Problem details ▸
Extract the full listing verbatim and drop any pictures from your copy.
-- start --
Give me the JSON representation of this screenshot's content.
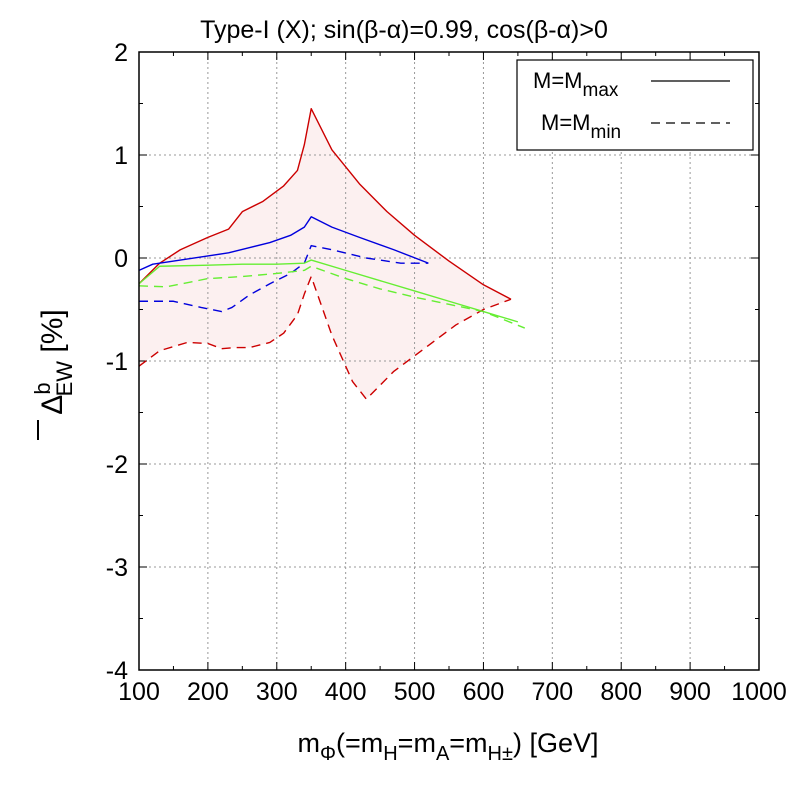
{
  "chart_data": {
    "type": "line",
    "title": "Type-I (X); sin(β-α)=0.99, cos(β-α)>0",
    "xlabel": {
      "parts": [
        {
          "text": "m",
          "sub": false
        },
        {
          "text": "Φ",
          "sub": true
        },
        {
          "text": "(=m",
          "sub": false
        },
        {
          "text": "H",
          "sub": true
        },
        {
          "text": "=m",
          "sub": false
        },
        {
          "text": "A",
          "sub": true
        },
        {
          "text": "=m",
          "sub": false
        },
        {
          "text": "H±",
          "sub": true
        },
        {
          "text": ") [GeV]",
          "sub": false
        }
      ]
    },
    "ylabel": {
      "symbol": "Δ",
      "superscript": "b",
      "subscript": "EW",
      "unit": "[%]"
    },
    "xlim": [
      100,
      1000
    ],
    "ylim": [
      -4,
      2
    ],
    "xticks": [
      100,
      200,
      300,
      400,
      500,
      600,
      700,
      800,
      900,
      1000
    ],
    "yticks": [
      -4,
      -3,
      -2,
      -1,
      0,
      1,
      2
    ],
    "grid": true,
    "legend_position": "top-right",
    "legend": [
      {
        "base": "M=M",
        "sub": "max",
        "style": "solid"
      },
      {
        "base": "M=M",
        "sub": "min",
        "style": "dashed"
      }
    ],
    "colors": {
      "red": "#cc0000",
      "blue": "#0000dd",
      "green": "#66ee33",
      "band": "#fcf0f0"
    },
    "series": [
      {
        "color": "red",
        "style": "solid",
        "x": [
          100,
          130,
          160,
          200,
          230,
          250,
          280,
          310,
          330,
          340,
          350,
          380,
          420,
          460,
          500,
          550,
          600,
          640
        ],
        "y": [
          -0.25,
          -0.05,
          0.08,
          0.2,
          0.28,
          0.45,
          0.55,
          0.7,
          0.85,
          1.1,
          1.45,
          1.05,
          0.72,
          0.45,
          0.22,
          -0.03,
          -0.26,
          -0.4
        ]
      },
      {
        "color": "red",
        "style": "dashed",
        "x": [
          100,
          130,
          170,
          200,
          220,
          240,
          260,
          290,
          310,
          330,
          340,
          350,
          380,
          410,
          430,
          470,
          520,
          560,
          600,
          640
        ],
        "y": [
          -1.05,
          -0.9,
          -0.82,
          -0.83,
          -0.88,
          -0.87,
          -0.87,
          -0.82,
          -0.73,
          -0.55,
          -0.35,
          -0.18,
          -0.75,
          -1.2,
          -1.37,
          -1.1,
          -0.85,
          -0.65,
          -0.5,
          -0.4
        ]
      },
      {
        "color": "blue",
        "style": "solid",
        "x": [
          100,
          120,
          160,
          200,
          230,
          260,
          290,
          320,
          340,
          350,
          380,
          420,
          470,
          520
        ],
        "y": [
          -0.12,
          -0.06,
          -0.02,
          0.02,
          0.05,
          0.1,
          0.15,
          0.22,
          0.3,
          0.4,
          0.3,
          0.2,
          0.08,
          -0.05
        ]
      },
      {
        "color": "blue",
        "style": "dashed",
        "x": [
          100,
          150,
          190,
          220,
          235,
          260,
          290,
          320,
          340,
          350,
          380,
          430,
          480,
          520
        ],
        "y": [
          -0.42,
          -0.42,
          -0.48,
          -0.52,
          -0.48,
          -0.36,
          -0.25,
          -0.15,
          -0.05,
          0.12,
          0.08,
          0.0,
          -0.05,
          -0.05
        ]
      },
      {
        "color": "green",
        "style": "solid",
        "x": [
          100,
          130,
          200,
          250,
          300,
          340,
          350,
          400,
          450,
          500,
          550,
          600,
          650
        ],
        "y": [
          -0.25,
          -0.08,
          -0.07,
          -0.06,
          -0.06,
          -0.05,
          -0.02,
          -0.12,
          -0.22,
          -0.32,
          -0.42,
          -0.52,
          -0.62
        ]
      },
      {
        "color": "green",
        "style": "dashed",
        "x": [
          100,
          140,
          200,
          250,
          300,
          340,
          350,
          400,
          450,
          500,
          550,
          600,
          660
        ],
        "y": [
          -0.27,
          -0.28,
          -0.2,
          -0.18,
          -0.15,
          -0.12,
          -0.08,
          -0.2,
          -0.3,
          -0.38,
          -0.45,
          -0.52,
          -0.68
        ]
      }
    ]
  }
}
-- end --
Finished exercise ▸
Give me the JSON representation of this screenshot's content.
{
  "chart_data": {
    "type": "line",
    "title": "Type-I (X); sin(β-α)=0.99, cos(β-α)>0",
    "xlabel": {
      "parts": [
        {
          "text": "m",
          "sub": false
        },
        {
          "text": "Φ",
          "sub": true
        },
        {
          "text": "(=m",
          "sub": false
        },
        {
          "text": "H",
          "sub": true
        },
        {
          "text": "=m",
          "sub": false
        },
        {
          "text": "A",
          "sub": true
        },
        {
          "text": "=m",
          "sub": false
        },
        {
          "text": "H±",
          "sub": true
        },
        {
          "text": ") [GeV]",
          "sub": false
        }
      ]
    },
    "ylabel": {
      "symbol": "Δ",
      "superscript": "b",
      "subscript": "EW",
      "unit": "[%]"
    },
    "xlim": [
      100,
      1000
    ],
    "ylim": [
      -4,
      2
    ],
    "xticks": [
      100,
      200,
      300,
      400,
      500,
      600,
      700,
      800,
      900,
      1000
    ],
    "yticks": [
      -4,
      -3,
      -2,
      -1,
      0,
      1,
      2
    ],
    "grid": true,
    "legend_position": "top-right",
    "legend": [
      {
        "base": "M=M",
        "sub": "max",
        "style": "solid"
      },
      {
        "base": "M=M",
        "sub": "min",
        "style": "dashed"
      }
    ],
    "colors": {
      "red": "#cc0000",
      "blue": "#0000dd",
      "green": "#66ee33",
      "band": "#fcf0f0"
    },
    "series": [
      {
        "color": "red",
        "style": "solid",
        "x": [
          100,
          130,
          160,
          200,
          230,
          250,
          280,
          310,
          330,
          340,
          350,
          380,
          420,
          460,
          500,
          550,
          600,
          640
        ],
        "y": [
          -0.25,
          -0.05,
          0.08,
          0.2,
          0.28,
          0.45,
          0.55,
          0.7,
          0.85,
          1.1,
          1.45,
          1.05,
          0.72,
          0.45,
          0.22,
          -0.03,
          -0.26,
          -0.4
        ]
      },
      {
        "color": "red",
        "style": "dashed",
        "x": [
          100,
          130,
          170,
          200,
          220,
          240,
          260,
          290,
          310,
          330,
          340,
          350,
          380,
          410,
          430,
          470,
          520,
          560,
          600,
          640
        ],
        "y": [
          -1.05,
          -0.9,
          -0.82,
          -0.83,
          -0.88,
          -0.87,
          -0.87,
          -0.82,
          -0.73,
          -0.55,
          -0.35,
          -0.18,
          -0.75,
          -1.2,
          -1.37,
          -1.1,
          -0.85,
          -0.65,
          -0.5,
          -0.4
        ]
      },
      {
        "color": "blue",
        "style": "solid",
        "x": [
          100,
          120,
          160,
          200,
          230,
          260,
          290,
          320,
          340,
          350,
          380,
          420,
          470,
          520
        ],
        "y": [
          -0.12,
          -0.06,
          -0.02,
          0.02,
          0.05,
          0.1,
          0.15,
          0.22,
          0.3,
          0.4,
          0.3,
          0.2,
          0.08,
          -0.05
        ]
      },
      {
        "color": "blue",
        "style": "dashed",
        "x": [
          100,
          150,
          190,
          220,
          235,
          260,
          290,
          320,
          340,
          350,
          380,
          430,
          480,
          520
        ],
        "y": [
          -0.42,
          -0.42,
          -0.48,
          -0.52,
          -0.48,
          -0.36,
          -0.25,
          -0.15,
          -0.05,
          0.12,
          0.08,
          0.0,
          -0.05,
          -0.05
        ]
      },
      {
        "color": "green",
        "style": "solid",
        "x": [
          100,
          130,
          200,
          250,
          300,
          340,
          350,
          400,
          450,
          500,
          550,
          600,
          650
        ],
        "y": [
          -0.25,
          -0.08,
          -0.07,
          -0.06,
          -0.06,
          -0.05,
          -0.02,
          -0.12,
          -0.22,
          -0.32,
          -0.42,
          -0.52,
          -0.62
        ]
      },
      {
        "color": "green",
        "style": "dashed",
        "x": [
          100,
          140,
          200,
          250,
          300,
          340,
          350,
          400,
          450,
          500,
          550,
          600,
          660
        ],
        "y": [
          -0.27,
          -0.28,
          -0.2,
          -0.18,
          -0.15,
          -0.12,
          -0.08,
          -0.2,
          -0.3,
          -0.38,
          -0.45,
          -0.52,
          -0.68
        ]
      }
    ]
  }
}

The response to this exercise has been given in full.